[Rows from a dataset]
####

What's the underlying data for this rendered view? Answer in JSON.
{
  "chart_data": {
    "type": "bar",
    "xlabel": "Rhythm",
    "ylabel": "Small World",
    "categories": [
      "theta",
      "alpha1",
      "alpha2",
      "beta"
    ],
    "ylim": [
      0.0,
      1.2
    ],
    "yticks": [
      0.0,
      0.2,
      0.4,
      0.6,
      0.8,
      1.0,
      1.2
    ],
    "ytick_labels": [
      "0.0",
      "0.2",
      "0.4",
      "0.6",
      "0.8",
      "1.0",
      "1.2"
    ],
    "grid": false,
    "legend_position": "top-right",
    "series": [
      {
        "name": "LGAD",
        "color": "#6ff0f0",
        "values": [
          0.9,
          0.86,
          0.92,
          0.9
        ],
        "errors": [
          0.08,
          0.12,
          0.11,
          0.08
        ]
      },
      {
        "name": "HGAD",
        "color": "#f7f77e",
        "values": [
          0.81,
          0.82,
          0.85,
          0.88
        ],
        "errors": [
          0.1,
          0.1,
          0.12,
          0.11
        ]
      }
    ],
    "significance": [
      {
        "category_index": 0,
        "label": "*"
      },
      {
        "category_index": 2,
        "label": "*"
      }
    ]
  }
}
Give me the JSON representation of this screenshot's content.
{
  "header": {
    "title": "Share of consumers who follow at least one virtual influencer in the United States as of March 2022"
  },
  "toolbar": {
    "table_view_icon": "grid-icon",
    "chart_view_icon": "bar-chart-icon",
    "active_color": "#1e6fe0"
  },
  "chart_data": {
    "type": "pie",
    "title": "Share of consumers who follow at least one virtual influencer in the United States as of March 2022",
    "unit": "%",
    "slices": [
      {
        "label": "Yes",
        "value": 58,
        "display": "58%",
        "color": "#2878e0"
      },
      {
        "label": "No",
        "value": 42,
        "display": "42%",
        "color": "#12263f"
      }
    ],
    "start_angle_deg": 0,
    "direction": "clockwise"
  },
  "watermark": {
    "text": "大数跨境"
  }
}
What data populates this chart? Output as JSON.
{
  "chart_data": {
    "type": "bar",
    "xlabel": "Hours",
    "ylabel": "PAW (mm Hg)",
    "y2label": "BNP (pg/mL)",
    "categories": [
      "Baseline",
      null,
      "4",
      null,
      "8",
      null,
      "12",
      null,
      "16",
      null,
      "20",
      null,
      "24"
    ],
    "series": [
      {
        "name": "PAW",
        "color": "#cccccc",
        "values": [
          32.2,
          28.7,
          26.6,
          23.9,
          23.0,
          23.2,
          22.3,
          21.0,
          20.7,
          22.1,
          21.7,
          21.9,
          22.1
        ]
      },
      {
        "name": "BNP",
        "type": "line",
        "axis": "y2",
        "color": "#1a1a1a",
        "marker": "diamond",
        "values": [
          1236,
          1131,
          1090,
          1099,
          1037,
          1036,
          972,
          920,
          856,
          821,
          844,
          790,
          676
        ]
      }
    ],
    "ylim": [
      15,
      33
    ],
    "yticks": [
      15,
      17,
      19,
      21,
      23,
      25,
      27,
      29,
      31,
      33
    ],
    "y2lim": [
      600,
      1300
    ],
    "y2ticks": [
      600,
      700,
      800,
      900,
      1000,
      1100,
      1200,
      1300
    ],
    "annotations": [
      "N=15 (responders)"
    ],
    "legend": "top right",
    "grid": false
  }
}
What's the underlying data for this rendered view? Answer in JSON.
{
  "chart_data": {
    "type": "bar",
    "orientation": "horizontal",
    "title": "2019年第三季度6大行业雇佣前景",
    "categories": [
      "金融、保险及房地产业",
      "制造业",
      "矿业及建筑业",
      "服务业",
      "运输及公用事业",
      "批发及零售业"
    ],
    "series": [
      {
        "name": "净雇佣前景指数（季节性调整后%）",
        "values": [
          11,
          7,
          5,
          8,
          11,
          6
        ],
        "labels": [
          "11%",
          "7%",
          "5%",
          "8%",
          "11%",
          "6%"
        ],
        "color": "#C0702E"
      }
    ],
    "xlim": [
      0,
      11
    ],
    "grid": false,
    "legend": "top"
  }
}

####

▶ _Your goal_
Reproduce the full set of records precisely.

▶ _Solution to this exercise_
What's the underlying data for this rendered view? Answer in JSON.
{
  "chart_data": {
    "type": "bar",
    "xlabel": "Rhythm",
    "ylabel": "Small World",
    "categories": [
      "theta",
      "alpha1",
      "alpha2",
      "beta"
    ],
    "ylim": [
      0.0,
      1.2
    ],
    "yticks": [
      0.0,
      0.2,
      0.4,
      0.6,
      0.8,
      1.0,
      1.2
    ],
    "ytick_labels": [
      "0.0",
      "0.2",
      "0.4",
      "0.6",
      "0.8",
      "1.0",
      "1.2"
    ],
    "grid": false,
    "legend_position": "top-right",
    "series": [
      {
        "name": "LGAD",
        "color": "#6ff0f0",
        "values": [
          0.9,
          0.86,
          0.92,
          0.9
        ],
        "errors": [
          0.08,
          0.12,
          0.11,
          0.08
        ]
      },
      {
        "name": "HGAD",
        "color": "#f7f77e",
        "values": [
          0.81,
          0.82,
          0.85,
          0.88
        ],
        "errors": [
          0.1,
          0.1,
          0.12,
          0.11
        ]
      }
    ],
    "significance": [
      {
        "category_index": 0,
        "label": "*"
      },
      {
        "category_index": 2,
        "label": "*"
      }
    ]
  }
}
Give me the JSON representation of this screenshot's content.
{
  "header": {
    "title": "Share of consumers who follow at least one virtual influencer in the United States as of March 2022"
  },
  "toolbar": {
    "table_view_icon": "grid-icon",
    "chart_view_icon": "bar-chart-icon",
    "active_color": "#1e6fe0"
  },
  "chart_data": {
    "type": "pie",
    "title": "Share of consumers who follow at least one virtual influencer in the United States as of March 2022",
    "unit": "%",
    "slices": [
      {
        "label": "Yes",
        "value": 58,
        "display": "58%",
        "color": "#2878e0"
      },
      {
        "label": "No",
        "value": 42,
        "display": "42%",
        "color": "#12263f"
      }
    ],
    "start_angle_deg": 0,
    "direction": "clockwise"
  },
  "watermark": {
    "text": "大数跨境"
  }
}
What data populates this chart? Output as JSON.
{
  "chart_data": {
    "type": "bar",
    "xlabel": "Hours",
    "ylabel": "PAW (mm Hg)",
    "y2label": "BNP (pg/mL)",
    "categories": [
      "Baseline",
      null,
      "4",
      null,
      "8",
      null,
      "12",
      null,
      "16",
      null,
      "20",
      null,
      "24"
    ],
    "series": [
      {
        "name": "PAW",
        "color": "#cccccc",
        "values": [
          32.2,
          28.7,
          26.6,
          23.9,
          23.0,
          23.2,
          22.3,
          21.0,
          20.7,
          22.1,
          21.7,
          21.9,
          22.1
        ]
      },
      {
        "name": "BNP",
        "type": "line",
        "axis": "y2",
        "color": "#1a1a1a",
        "marker": "diamond",
        "values": [
          1236,
          1131,
          1090,
          1099,
          1037,
          1036,
          972,
          920,
          856,
          821,
          844,
          790,
          676
        ]
      }
    ],
    "ylim": [
      15,
      33
    ],
    "yticks": [
      15,
      17,
      19,
      21,
      23,
      25,
      27,
      29,
      31,
      33
    ],
    "y2lim": [
      600,
      1300
    ],
    "y2ticks": [
      600,
      700,
      800,
      900,
      1000,
      1100,
      1200,
      1300
    ],
    "annotations": [
      "N=15 (responders)"
    ],
    "legend": "top right",
    "grid": false
  }
}
What's the underlying data for this rendered view? Answer in JSON.
{
  "chart_data": {
    "type": "bar",
    "orientation": "horizontal",
    "title": "2019年第三季度6大行业雇佣前景",
    "categories": [
      "金融、保险及房地产业",
      "制造业",
      "矿业及建筑业",
      "服务业",
      "运输及公用事业",
      "批发及零售业"
    ],
    "series": [
      {
        "name": "净雇佣前景指数（季节性调整后%）",
        "values": [
          11,
          7,
          5,
          8,
          11,
          6
        ],
        "labels": [
          "11%",
          "7%",
          "5%",
          "8%",
          "11%",
          "6%"
        ],
        "color": "#C0702E"
      }
    ],
    "xlim": [
      0,
      11
    ],
    "grid": false,
    "legend": "top"
  }
}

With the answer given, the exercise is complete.